→ **Do this**: Copy out the complete listing, word for word.

→ **Data**:
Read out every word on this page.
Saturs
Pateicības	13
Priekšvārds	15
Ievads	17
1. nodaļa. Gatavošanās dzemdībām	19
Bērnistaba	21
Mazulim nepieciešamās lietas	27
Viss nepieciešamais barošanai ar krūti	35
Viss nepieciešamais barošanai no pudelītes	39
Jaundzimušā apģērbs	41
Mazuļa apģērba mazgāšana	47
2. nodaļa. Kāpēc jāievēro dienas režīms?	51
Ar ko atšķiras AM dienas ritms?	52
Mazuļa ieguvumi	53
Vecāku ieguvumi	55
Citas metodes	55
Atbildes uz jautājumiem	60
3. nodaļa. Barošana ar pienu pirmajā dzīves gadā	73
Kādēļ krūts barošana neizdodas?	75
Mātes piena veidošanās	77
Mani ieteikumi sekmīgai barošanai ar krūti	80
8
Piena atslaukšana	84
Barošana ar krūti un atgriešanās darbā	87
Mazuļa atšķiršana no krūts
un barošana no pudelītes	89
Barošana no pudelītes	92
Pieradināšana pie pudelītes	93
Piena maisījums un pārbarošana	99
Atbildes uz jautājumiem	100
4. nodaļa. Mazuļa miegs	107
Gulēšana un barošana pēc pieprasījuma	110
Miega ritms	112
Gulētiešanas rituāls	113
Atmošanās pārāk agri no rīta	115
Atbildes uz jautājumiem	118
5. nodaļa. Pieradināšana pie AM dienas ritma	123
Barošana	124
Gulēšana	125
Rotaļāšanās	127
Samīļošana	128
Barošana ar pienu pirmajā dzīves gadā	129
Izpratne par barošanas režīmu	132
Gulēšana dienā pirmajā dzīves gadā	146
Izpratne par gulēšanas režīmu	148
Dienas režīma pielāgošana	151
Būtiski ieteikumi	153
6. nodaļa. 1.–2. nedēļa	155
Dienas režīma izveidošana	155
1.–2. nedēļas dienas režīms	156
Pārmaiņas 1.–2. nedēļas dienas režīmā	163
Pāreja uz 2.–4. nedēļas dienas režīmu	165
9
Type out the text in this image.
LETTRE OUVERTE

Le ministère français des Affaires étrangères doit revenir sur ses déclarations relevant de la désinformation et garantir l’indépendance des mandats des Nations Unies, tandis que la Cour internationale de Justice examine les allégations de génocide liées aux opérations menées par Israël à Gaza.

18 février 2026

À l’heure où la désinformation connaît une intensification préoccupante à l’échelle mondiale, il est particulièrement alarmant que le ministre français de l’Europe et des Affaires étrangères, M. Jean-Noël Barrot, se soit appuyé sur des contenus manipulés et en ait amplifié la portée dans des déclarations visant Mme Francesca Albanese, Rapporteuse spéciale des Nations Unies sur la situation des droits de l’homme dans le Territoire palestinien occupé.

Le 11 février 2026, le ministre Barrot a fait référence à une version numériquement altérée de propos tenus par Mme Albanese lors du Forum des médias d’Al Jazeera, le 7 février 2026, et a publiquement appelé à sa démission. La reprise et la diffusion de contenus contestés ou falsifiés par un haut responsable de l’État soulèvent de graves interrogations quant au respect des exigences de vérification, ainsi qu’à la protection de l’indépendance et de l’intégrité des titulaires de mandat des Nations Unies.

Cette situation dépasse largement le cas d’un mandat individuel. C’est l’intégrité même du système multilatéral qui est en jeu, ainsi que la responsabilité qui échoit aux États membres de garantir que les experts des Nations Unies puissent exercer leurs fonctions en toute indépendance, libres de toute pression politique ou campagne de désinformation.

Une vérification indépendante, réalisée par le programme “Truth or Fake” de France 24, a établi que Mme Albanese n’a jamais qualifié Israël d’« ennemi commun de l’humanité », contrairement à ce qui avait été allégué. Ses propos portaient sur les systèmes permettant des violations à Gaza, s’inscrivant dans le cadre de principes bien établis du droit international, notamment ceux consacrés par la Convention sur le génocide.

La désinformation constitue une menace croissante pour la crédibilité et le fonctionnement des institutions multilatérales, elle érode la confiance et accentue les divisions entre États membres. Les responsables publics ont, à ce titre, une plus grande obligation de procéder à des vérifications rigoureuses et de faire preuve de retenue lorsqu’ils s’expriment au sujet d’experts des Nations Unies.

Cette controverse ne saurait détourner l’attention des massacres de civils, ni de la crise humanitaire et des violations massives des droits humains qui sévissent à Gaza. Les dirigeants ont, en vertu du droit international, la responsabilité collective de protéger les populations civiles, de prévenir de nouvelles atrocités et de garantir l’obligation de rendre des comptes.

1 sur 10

→ **Exercise solution**:
Read out every word on this page.
Saturs
Pateicības	13
Priekšvārds	15
Ievads	17
1. nodaļa. Gatavošanās dzemdībām	19
Bērnistaba	21
Mazulim nepieciešamās lietas	27
Viss nepieciešamais barošanai ar krūti	35
Viss nepieciešamais barošanai no pudelītes	39
Jaundzimušā apģērbs	41
Mazuļa apģērba mazgāšana	47
2. nodaļa. Kāpēc jāievēro dienas režīms?	51
Ar ko atšķiras AM dienas ritms?	52
Mazuļa ieguvumi	53
Vecāku ieguvumi	55
Citas metodes	55
Atbildes uz jautājumiem	60
3. nodaļa. Barošana ar pienu pirmajā dzīves gadā	73
Kādēļ krūts barošana neizdodas?	75
Mātes piena veidošanās	77
Mani ieteikumi sekmīgai barošanai ar krūti	80
8
Piena atslaukšana	84
Barošana ar krūti un atgriešanās darbā	87
Mazuļa atšķiršana no krūts
un barošana no pudelītes	89
Barošana no pudelītes	92
Pieradināšana pie pudelītes	93
Piena maisījums un pārbarošana	99
Atbildes uz jautājumiem	100
4. nodaļa. Mazuļa miegs	107
Gulēšana un barošana pēc pieprasījuma	110
Miega ritms	112
Gulētiešanas rituāls	113
Atmošanās pārāk agri no rīta	115
Atbildes uz jautājumiem	118
5. nodaļa. Pieradināšana pie AM dienas ritma	123
Barošana	124
Gulēšana	125
Rotaļāšanās	127
Samīļošana	128
Barošana ar pienu pirmajā dzīves gadā	129
Izpratne par barošanas režīmu	132
Gulēšana dienā pirmajā dzīves gadā	146
Izpratne par gulēšanas režīmu	148
Dienas režīma pielāgošana	151
Būtiski ieteikumi	153
6. nodaļa. 1.–2. nedēļa	155
Dienas režīma izveidošana	155
1.–2. nedēļas dienas režīms	156
Pārmaiņas 1.–2. nedēļas dienas režīmā	163
Pāreja uz 2.–4. nedēļas dienas režīmu	165
9
Type out the text in this image.
LETTRE OUVERTE

Le ministère français des Affaires étrangères doit revenir sur ses déclarations relevant de la désinformation et garantir l’indépendance des mandats des Nations Unies, tandis que la Cour internationale de Justice examine les allégations de génocide liées aux opérations menées par Israël à Gaza.

18 février 2026

À l’heure où la désinformation connaît une intensification préoccupante à l’échelle mondiale, il est particulièrement alarmant que le ministre français de l’Europe et des Affaires étrangères, M. Jean-Noël Barrot, se soit appuyé sur des contenus manipulés et en ait amplifié la portée dans des déclarations visant Mme Francesca Albanese, Rapporteuse spéciale des Nations Unies sur la situation des droits de l’homme dans le Territoire palestinien occupé.

Le 11 février 2026, le ministre Barrot a fait référence à une version numériquement altérée de propos tenus par Mme Albanese lors du Forum des médias d’Al Jazeera, le 7 février 2026, et a publiquement appelé à sa démission. La reprise et la diffusion de contenus contestés ou falsifiés par un haut responsable de l’État soulèvent de graves interrogations quant au respect des exigences de vérification, ainsi qu’à la protection de l’indépendance et de l’intégrité des titulaires de mandat des Nations Unies.

Cette situation dépasse largement le cas d’un mandat individuel. C’est l’intégrité même du système multilatéral qui est en jeu, ainsi que la responsabilité qui échoit aux États membres de garantir que les experts des Nations Unies puissent exercer leurs fonctions en toute indépendance, libres de toute pression politique ou campagne de désinformation.

Une vérification indépendante, réalisée par le programme “Truth or Fake” de France 24, a établi que Mme Albanese n’a jamais qualifié Israël d’« ennemi commun de l’humanité », contrairement à ce qui avait été allégué. Ses propos portaient sur les systèmes permettant des violations à Gaza, s’inscrivant dans le cadre de principes bien établis du droit international, notamment ceux consacrés par la Convention sur le génocide.

La désinformation constitue une menace croissante pour la crédibilité et le fonctionnement des institutions multilatérales, elle érode la confiance et accentue les divisions entre États membres. Les responsables publics ont, à ce titre, une plus grande obligation de procéder à des vérifications rigoureuses et de faire preuve de retenue lorsqu’ils s’expriment au sujet d’experts des Nations Unies.

Cette controverse ne saurait détourner l’attention des massacres de civils, ni de la crise humanitaire et des violations massives des droits humains qui sévissent à Gaza. Les dirigeants ont, en vertu du droit international, la responsabilité collective de protéger les populations civiles, de prévenir de nouvelles atrocités et de garantir l’obligation de rendre des comptes.

1 sur 10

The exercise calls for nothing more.